EXERCISE:
Repeat, exactly and in full, the lines of the listing below, but without any pictures.

RECORDS FOR THE TASK:
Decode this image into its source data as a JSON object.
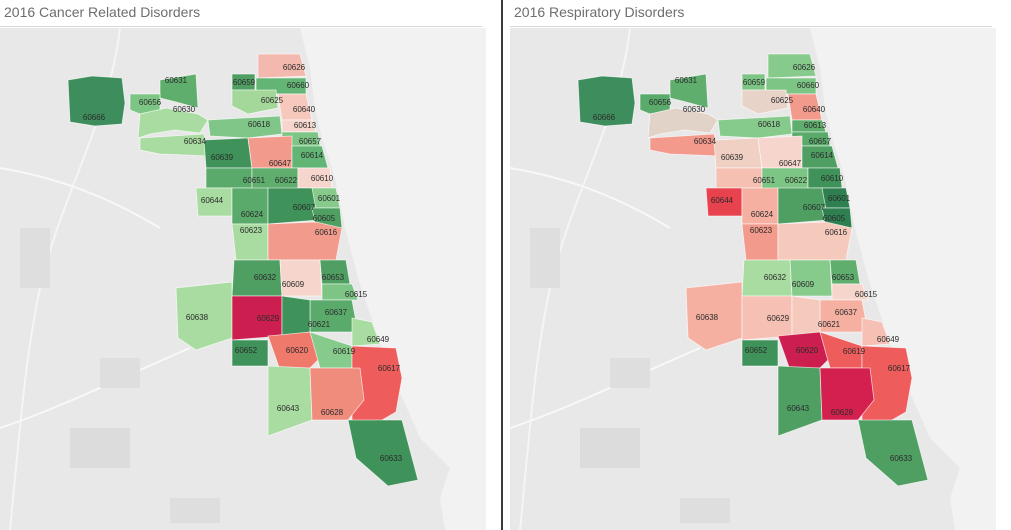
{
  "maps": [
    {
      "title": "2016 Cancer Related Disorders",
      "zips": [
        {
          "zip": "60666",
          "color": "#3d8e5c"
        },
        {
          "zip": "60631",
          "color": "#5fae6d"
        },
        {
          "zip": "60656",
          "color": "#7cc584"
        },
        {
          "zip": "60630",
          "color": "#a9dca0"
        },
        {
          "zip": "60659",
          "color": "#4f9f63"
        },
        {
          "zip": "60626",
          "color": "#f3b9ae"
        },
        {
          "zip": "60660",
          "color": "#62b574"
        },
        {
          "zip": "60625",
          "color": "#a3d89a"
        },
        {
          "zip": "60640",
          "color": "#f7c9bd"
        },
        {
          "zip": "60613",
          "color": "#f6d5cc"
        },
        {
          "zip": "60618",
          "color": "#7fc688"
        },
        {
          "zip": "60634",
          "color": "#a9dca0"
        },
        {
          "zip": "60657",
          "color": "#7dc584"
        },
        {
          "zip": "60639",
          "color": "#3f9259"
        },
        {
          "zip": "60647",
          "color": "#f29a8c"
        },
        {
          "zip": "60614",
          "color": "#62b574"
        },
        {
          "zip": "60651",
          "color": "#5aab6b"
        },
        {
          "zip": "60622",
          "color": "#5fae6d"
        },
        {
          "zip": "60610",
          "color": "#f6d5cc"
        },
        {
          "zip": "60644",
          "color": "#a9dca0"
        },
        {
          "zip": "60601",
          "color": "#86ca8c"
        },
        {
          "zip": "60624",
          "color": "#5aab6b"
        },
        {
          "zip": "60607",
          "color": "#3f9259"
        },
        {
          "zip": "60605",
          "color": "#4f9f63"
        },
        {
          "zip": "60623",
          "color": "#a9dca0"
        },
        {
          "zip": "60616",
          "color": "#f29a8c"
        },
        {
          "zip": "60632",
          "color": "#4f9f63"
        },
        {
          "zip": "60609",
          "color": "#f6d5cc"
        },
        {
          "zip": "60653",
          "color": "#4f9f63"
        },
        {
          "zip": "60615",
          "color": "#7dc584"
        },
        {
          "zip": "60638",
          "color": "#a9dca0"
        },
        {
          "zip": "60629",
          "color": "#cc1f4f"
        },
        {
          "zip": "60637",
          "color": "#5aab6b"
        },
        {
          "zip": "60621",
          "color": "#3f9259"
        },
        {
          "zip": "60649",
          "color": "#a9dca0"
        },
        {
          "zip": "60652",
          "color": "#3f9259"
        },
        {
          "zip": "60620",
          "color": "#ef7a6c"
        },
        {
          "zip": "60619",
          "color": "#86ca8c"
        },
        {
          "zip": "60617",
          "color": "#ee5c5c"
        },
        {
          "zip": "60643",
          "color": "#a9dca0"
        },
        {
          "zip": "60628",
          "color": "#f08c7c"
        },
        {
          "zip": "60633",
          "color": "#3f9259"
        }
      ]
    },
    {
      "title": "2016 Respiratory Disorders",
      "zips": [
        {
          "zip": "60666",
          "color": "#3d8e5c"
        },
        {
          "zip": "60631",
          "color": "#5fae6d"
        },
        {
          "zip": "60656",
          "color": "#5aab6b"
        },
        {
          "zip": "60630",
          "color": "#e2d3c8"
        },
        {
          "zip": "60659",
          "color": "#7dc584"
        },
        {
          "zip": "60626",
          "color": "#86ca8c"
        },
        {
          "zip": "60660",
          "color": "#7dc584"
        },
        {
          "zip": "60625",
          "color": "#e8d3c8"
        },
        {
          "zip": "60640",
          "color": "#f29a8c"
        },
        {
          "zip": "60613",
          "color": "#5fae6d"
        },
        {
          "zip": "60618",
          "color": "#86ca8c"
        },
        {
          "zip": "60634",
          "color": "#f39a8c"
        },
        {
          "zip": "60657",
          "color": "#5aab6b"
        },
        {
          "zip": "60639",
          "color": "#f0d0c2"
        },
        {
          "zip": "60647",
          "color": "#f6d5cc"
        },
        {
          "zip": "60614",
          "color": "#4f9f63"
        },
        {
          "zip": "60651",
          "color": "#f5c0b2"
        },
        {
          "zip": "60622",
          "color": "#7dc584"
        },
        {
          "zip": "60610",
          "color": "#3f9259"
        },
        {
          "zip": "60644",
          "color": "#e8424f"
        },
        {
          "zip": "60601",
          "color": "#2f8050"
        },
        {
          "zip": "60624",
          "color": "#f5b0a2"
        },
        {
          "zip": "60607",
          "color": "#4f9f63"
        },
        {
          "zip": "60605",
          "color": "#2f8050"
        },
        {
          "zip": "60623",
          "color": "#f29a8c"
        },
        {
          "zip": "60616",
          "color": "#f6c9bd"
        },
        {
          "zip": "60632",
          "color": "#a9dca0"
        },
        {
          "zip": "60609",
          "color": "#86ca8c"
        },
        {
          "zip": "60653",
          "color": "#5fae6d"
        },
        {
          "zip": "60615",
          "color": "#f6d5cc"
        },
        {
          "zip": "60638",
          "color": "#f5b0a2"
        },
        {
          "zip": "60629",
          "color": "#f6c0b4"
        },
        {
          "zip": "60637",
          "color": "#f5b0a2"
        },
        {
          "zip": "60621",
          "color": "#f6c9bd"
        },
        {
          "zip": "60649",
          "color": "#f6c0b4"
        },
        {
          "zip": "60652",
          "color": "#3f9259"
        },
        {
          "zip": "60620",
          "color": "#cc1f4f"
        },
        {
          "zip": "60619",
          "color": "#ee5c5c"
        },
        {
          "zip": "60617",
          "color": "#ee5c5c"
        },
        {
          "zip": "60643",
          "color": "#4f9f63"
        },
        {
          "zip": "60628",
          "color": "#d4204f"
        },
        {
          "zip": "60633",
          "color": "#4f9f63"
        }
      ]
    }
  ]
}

WRITTEN RESPONSE:
Decode this image into its source data as a JSON object.
{
  "maps": [
    {
      "title": "2016 Cancer Related Disorders",
      "zips": [
        {
          "zip": "60666",
          "color": "#3d8e5c"
        },
        {
          "zip": "60631",
          "color": "#5fae6d"
        },
        {
          "zip": "60656",
          "color": "#7cc584"
        },
        {
          "zip": "60630",
          "color": "#a9dca0"
        },
        {
          "zip": "60659",
          "color": "#4f9f63"
        },
        {
          "zip": "60626",
          "color": "#f3b9ae"
        },
        {
          "zip": "60660",
          "color": "#62b574"
        },
        {
          "zip": "60625",
          "color": "#a3d89a"
        },
        {
          "zip": "60640",
          "color": "#f7c9bd"
        },
        {
          "zip": "60613",
          "color": "#f6d5cc"
        },
        {
          "zip": "60618",
          "color": "#7fc688"
        },
        {
          "zip": "60634",
          "color": "#a9dca0"
        },
        {
          "zip": "60657",
          "color": "#7dc584"
        },
        {
          "zip": "60639",
          "color": "#3f9259"
        },
        {
          "zip": "60647",
          "color": "#f29a8c"
        },
        {
          "zip": "60614",
          "color": "#62b574"
        },
        {
          "zip": "60651",
          "color": "#5aab6b"
        },
        {
          "zip": "60622",
          "color": "#5fae6d"
        },
        {
          "zip": "60610",
          "color": "#f6d5cc"
        },
        {
          "zip": "60644",
          "color": "#a9dca0"
        },
        {
          "zip": "60601",
          "color": "#86ca8c"
        },
        {
          "zip": "60624",
          "color": "#5aab6b"
        },
        {
          "zip": "60607",
          "color": "#3f9259"
        },
        {
          "zip": "60605",
          "color": "#4f9f63"
        },
        {
          "zip": "60623",
          "color": "#a9dca0"
        },
        {
          "zip": "60616",
          "color": "#f29a8c"
        },
        {
          "zip": "60632",
          "color": "#4f9f63"
        },
        {
          "zip": "60609",
          "color": "#f6d5cc"
        },
        {
          "zip": "60653",
          "color": "#4f9f63"
        },
        {
          "zip": "60615",
          "color": "#7dc584"
        },
        {
          "zip": "60638",
          "color": "#a9dca0"
        },
        {
          "zip": "60629",
          "color": "#cc1f4f"
        },
        {
          "zip": "60637",
          "color": "#5aab6b"
        },
        {
          "zip": "60621",
          "color": "#3f9259"
        },
        {
          "zip": "60649",
          "color": "#a9dca0"
        },
        {
          "zip": "60652",
          "color": "#3f9259"
        },
        {
          "zip": "60620",
          "color": "#ef7a6c"
        },
        {
          "zip": "60619",
          "color": "#86ca8c"
        },
        {
          "zip": "60617",
          "color": "#ee5c5c"
        },
        {
          "zip": "60643",
          "color": "#a9dca0"
        },
        {
          "zip": "60628",
          "color": "#f08c7c"
        },
        {
          "zip": "60633",
          "color": "#3f9259"
        }
      ]
    },
    {
      "title": "2016 Respiratory Disorders",
      "zips": [
        {
          "zip": "60666",
          "color": "#3d8e5c"
        },
        {
          "zip": "60631",
          "color": "#5fae6d"
        },
        {
          "zip": "60656",
          "color": "#5aab6b"
        },
        {
          "zip": "60630",
          "color": "#e2d3c8"
        },
        {
          "zip": "60659",
          "color": "#7dc584"
        },
        {
          "zip": "60626",
          "color": "#86ca8c"
        },
        {
          "zip": "60660",
          "color": "#7dc584"
        },
        {
          "zip": "60625",
          "color": "#e8d3c8"
        },
        {
          "zip": "60640",
          "color": "#f29a8c"
        },
        {
          "zip": "60613",
          "color": "#5fae6d"
        },
        {
          "zip": "60618",
          "color": "#86ca8c"
        },
        {
          "zip": "60634",
          "color": "#f39a8c"
        },
        {
          "zip": "60657",
          "color": "#5aab6b"
        },
        {
          "zip": "60639",
          "color": "#f0d0c2"
        },
        {
          "zip": "60647",
          "color": "#f6d5cc"
        },
        {
          "zip": "60614",
          "color": "#4f9f63"
        },
        {
          "zip": "60651",
          "color": "#f5c0b2"
        },
        {
          "zip": "60622",
          "color": "#7dc584"
        },
        {
          "zip": "60610",
          "color": "#3f9259"
        },
        {
          "zip": "60644",
          "color": "#e8424f"
        },
        {
          "zip": "60601",
          "color": "#2f8050"
        },
        {
          "zip": "60624",
          "color": "#f5b0a2"
        },
        {
          "zip": "60607",
          "color": "#4f9f63"
        },
        {
          "zip": "60605",
          "color": "#2f8050"
        },
        {
          "zip": "60623",
          "color": "#f29a8c"
        },
        {
          "zip": "60616",
          "color": "#f6c9bd"
        },
        {
          "zip": "60632",
          "color": "#a9dca0"
        },
        {
          "zip": "60609",
          "color": "#86ca8c"
        },
        {
          "zip": "60653",
          "color": "#5fae6d"
        },
        {
          "zip": "60615",
          "color": "#f6d5cc"
        },
        {
          "zip": "60638",
          "color": "#f5b0a2"
        },
        {
          "zip": "60629",
          "color": "#f6c0b4"
        },
        {
          "zip": "60637",
          "color": "#f5b0a2"
        },
        {
          "zip": "60621",
          "color": "#f6c9bd"
        },
        {
          "zip": "60649",
          "color": "#f6c0b4"
        },
        {
          "zip": "60652",
          "color": "#3f9259"
        },
        {
          "zip": "60620",
          "color": "#cc1f4f"
        },
        {
          "zip": "60619",
          "color": "#ee5c5c"
        },
        {
          "zip": "60617",
          "color": "#ee5c5c"
        },
        {
          "zip": "60643",
          "color": "#4f9f63"
        },
        {
          "zip": "60628",
          "color": "#d4204f"
        },
        {
          "zip": "60633",
          "color": "#4f9f63"
        }
      ]
    }
  ]
}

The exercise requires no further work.